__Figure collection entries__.

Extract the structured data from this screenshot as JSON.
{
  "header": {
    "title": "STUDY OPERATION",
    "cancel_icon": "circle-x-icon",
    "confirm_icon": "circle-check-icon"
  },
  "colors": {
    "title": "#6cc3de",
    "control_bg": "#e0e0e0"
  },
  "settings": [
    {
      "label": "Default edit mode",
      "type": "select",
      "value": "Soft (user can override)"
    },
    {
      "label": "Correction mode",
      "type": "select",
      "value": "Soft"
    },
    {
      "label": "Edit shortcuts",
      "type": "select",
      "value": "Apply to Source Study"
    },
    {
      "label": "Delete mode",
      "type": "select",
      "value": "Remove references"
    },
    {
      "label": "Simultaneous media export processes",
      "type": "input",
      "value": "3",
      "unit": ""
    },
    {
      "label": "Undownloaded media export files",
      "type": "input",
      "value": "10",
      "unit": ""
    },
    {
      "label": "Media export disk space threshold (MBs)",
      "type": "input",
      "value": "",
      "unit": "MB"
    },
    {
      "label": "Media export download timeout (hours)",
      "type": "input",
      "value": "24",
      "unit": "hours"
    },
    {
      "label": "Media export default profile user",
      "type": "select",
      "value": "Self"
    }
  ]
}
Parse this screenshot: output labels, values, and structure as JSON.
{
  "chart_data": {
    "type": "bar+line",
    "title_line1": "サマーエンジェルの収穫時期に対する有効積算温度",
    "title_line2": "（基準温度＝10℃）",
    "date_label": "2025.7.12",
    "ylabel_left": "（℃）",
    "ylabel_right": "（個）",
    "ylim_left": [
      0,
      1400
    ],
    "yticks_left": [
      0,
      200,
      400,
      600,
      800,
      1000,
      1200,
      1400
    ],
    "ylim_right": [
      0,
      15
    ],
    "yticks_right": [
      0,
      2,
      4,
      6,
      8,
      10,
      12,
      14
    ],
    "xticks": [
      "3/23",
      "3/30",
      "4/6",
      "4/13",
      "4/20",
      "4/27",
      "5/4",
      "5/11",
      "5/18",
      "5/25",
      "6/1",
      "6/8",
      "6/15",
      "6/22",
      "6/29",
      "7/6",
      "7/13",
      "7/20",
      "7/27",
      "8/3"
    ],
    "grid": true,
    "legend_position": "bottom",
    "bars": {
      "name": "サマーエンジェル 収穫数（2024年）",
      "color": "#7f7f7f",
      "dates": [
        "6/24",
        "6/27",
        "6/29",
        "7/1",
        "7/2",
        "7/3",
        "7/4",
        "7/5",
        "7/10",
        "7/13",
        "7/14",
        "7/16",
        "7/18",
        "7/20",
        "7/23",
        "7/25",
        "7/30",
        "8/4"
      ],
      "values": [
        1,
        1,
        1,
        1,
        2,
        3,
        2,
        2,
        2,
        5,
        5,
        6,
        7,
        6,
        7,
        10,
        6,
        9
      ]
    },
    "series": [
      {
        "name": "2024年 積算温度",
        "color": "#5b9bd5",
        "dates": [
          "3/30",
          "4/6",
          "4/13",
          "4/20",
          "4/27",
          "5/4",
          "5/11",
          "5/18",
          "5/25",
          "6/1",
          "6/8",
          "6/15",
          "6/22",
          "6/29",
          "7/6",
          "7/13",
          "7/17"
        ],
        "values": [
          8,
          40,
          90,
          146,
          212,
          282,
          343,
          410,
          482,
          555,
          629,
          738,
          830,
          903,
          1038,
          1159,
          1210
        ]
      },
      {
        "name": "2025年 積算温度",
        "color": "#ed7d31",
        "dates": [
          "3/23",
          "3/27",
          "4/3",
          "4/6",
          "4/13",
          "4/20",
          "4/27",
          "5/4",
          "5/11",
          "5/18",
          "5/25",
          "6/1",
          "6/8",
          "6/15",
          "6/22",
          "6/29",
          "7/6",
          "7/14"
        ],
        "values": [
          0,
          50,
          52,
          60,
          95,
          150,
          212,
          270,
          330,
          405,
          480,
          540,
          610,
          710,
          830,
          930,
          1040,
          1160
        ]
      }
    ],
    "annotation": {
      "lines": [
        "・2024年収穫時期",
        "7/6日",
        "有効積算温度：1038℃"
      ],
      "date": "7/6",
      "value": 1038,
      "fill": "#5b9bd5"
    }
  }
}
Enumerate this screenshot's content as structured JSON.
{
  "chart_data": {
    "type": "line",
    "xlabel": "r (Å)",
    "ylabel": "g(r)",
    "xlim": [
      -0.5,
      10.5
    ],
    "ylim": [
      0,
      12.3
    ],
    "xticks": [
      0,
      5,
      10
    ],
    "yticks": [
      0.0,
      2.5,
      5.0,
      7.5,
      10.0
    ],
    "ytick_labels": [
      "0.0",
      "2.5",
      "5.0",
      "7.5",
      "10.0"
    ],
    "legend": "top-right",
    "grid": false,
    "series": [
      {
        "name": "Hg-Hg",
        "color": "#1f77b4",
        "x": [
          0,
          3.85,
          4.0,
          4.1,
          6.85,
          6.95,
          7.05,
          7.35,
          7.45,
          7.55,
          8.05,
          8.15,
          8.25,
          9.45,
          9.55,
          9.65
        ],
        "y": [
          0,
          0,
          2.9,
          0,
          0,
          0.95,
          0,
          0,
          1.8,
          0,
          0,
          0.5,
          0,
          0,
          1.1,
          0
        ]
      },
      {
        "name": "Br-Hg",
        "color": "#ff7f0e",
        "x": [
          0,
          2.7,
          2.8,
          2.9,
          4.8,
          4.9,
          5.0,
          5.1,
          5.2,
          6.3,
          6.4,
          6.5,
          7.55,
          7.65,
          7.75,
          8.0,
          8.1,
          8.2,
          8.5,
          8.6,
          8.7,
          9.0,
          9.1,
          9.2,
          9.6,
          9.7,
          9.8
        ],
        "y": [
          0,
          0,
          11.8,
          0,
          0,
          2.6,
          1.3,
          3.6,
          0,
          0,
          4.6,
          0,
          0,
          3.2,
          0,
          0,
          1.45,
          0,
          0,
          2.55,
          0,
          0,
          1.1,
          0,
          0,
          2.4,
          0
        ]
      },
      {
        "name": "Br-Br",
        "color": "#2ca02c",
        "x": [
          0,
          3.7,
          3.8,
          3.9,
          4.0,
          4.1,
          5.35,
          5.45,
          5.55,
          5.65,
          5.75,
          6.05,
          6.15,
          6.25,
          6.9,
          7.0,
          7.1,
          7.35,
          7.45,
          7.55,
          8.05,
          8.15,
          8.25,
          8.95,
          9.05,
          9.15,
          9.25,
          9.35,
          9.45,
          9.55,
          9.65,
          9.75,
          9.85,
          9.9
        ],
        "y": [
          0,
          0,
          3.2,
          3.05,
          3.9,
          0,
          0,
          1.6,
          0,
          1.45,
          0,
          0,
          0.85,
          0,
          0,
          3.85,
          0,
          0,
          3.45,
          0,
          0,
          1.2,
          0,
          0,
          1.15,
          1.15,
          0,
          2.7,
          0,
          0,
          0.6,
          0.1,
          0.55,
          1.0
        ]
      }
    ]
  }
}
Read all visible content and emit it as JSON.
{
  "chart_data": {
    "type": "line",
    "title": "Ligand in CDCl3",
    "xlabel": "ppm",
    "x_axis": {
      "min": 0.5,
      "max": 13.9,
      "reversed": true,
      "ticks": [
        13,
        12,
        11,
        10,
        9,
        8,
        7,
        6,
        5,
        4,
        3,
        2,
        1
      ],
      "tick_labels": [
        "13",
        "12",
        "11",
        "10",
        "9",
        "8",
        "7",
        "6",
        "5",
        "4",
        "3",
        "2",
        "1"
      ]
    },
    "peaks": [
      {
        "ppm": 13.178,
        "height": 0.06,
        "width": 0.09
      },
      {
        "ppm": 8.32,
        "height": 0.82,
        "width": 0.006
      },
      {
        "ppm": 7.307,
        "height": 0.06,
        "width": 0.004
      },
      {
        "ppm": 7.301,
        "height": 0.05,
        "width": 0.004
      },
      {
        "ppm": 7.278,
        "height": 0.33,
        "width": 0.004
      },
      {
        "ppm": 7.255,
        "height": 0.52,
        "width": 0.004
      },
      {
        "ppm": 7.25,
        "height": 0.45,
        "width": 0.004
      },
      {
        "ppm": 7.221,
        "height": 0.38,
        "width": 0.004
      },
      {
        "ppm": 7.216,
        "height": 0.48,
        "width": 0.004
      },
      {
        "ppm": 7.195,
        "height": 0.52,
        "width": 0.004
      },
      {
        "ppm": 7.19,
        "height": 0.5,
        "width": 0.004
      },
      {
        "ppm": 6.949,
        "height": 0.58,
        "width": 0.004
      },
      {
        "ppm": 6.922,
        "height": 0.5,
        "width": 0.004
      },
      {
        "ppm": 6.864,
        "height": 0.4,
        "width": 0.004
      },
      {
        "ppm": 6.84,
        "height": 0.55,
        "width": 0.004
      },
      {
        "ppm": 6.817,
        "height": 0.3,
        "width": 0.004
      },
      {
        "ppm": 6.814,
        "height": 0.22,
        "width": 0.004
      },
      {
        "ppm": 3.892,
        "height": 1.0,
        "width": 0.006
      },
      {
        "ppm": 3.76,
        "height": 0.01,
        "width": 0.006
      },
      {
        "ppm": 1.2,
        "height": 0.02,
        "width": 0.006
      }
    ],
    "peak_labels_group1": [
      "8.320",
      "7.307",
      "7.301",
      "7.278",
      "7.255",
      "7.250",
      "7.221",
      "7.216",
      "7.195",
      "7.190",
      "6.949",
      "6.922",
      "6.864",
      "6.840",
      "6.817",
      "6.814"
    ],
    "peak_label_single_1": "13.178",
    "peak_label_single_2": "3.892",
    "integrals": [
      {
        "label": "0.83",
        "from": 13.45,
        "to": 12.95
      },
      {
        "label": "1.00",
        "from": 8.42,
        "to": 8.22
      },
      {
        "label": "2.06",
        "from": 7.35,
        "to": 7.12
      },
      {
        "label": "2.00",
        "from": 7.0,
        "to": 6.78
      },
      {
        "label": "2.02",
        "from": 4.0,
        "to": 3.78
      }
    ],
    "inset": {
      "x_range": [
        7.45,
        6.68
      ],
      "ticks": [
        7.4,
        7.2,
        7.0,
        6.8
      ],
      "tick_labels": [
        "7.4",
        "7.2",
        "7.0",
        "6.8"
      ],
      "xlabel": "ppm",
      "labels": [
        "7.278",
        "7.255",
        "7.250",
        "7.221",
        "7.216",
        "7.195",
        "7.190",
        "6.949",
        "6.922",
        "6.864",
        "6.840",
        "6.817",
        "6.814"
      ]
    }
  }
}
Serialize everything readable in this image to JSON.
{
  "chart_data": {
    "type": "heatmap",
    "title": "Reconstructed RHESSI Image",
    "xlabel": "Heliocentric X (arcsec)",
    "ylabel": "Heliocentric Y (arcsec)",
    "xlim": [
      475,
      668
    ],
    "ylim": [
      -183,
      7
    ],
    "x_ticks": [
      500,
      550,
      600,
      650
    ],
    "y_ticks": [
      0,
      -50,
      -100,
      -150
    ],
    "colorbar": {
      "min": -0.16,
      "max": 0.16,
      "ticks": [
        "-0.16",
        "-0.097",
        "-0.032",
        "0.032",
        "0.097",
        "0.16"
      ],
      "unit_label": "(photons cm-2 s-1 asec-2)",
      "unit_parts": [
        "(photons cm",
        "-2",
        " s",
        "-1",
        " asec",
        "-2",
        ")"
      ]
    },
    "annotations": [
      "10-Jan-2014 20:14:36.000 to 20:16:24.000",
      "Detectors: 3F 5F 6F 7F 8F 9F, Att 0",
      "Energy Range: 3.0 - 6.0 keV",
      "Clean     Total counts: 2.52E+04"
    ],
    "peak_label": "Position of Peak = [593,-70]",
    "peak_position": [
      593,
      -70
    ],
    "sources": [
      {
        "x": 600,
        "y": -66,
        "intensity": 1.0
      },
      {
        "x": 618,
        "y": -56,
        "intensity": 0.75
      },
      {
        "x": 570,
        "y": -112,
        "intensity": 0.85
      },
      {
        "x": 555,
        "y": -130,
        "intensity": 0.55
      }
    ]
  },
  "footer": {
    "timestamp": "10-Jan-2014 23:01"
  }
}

__Your objective__. Look through the lines above and collect those with the word "from".

__Exercise answer__.
Extract the structured data from this screenshot as JSON.
        "from": 13.45,
        "from": 8.42,
        "from": 7.35,
        "from": 7.0,
        "from": 4.0,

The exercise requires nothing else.